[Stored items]
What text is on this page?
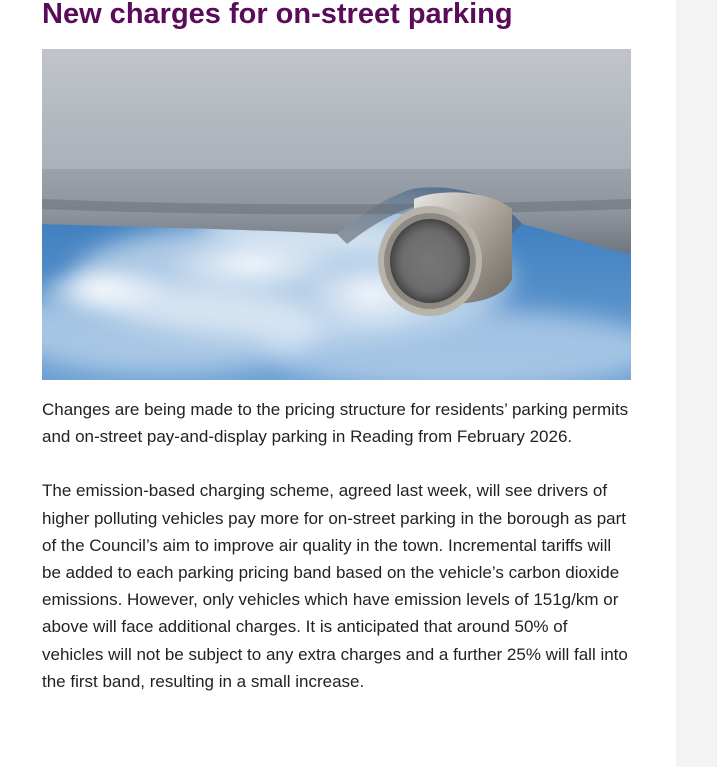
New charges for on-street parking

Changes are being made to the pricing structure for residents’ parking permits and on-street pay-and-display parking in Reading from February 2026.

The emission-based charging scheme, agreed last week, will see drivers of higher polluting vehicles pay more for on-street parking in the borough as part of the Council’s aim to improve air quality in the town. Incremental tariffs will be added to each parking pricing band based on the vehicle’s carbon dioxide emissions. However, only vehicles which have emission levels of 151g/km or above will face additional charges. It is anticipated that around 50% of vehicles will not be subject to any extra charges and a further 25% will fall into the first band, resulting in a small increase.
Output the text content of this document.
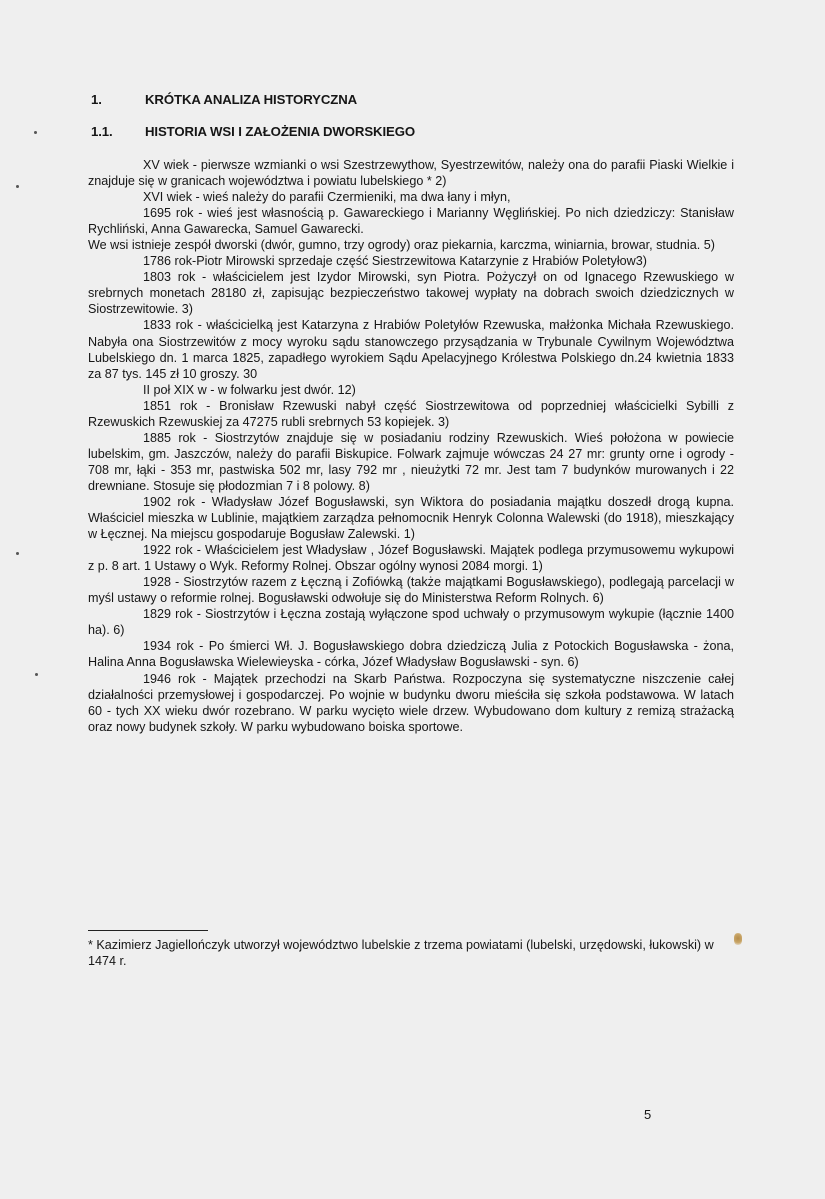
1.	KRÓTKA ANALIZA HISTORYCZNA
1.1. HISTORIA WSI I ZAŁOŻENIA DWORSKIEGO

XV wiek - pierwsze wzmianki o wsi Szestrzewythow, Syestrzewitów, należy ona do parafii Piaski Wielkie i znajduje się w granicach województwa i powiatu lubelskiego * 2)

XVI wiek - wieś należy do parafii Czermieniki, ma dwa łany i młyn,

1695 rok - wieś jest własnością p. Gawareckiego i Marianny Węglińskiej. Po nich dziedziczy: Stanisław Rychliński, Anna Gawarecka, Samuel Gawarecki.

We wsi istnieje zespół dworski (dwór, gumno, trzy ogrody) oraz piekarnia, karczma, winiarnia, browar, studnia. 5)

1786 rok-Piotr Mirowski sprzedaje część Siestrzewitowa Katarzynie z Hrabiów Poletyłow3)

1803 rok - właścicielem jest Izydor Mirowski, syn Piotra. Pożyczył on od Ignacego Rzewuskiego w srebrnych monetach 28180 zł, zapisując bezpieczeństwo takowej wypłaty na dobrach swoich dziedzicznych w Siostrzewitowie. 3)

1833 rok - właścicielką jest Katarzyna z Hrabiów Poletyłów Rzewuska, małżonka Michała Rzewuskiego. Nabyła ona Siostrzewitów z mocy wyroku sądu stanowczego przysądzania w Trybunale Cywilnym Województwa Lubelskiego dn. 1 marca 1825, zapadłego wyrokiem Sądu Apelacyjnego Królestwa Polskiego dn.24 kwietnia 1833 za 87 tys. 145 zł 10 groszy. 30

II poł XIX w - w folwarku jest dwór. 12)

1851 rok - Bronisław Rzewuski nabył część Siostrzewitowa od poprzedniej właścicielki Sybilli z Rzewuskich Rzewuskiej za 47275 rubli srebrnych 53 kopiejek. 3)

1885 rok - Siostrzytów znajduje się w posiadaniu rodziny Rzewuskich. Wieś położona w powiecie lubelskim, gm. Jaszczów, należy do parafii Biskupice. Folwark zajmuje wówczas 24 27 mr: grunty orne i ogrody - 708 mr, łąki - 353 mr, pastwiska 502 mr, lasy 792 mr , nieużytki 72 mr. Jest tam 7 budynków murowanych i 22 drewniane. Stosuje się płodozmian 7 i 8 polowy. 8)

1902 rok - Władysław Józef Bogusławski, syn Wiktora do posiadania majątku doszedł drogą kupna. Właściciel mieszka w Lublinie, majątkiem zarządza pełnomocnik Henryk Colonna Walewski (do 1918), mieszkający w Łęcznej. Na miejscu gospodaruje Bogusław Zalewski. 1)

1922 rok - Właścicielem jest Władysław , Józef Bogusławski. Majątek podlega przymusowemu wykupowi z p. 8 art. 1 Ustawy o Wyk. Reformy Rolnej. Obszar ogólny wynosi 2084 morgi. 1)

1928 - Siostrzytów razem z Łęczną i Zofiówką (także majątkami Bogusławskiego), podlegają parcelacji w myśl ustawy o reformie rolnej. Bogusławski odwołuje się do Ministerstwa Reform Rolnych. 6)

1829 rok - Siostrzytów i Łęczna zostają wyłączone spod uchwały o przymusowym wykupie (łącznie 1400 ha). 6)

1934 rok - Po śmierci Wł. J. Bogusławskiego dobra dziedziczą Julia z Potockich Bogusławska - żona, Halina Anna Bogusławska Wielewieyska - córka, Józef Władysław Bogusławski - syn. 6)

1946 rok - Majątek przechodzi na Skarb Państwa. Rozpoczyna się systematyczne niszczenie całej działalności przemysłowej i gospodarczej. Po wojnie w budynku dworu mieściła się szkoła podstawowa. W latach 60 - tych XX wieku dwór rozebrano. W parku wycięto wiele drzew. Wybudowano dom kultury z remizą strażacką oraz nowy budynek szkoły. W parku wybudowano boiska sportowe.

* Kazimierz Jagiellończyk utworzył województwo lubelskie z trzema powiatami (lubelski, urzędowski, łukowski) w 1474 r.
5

#### [What to work on]
Pull out and copy each line containing the string "Władysław".

#### [Solution to this exercise]
1902 rok - Władysław Józef Bogusławski, syn Wiktora do posiadania majątku doszedł drogą kupna. Właściciel mieszka w Lublinie, majątkiem zarządza pełnomocnik Henryk Colonna Walewski (do 1918), mieszkający w Łęcznej. Na miejscu gospodaruje Bogusław Zalewski. 1)
1922 rok - Właścicielem jest Władysław , Józef Bogusławski. Majątek podlega przymusowemu wykupowi z p. 8 art. 1 Ustawy o Wyk. Reformy Rolnej. Obszar ogólny wynosi 2084 morgi. 1)
1934 rok - Po śmierci Wł. J. Bogusławskiego dobra dziedziczą Julia z Potockich Bogusławska - żona, Halina Anna Bogusławska Wielewieyska - córka, Józef Władysław Bogusławski - syn. 6)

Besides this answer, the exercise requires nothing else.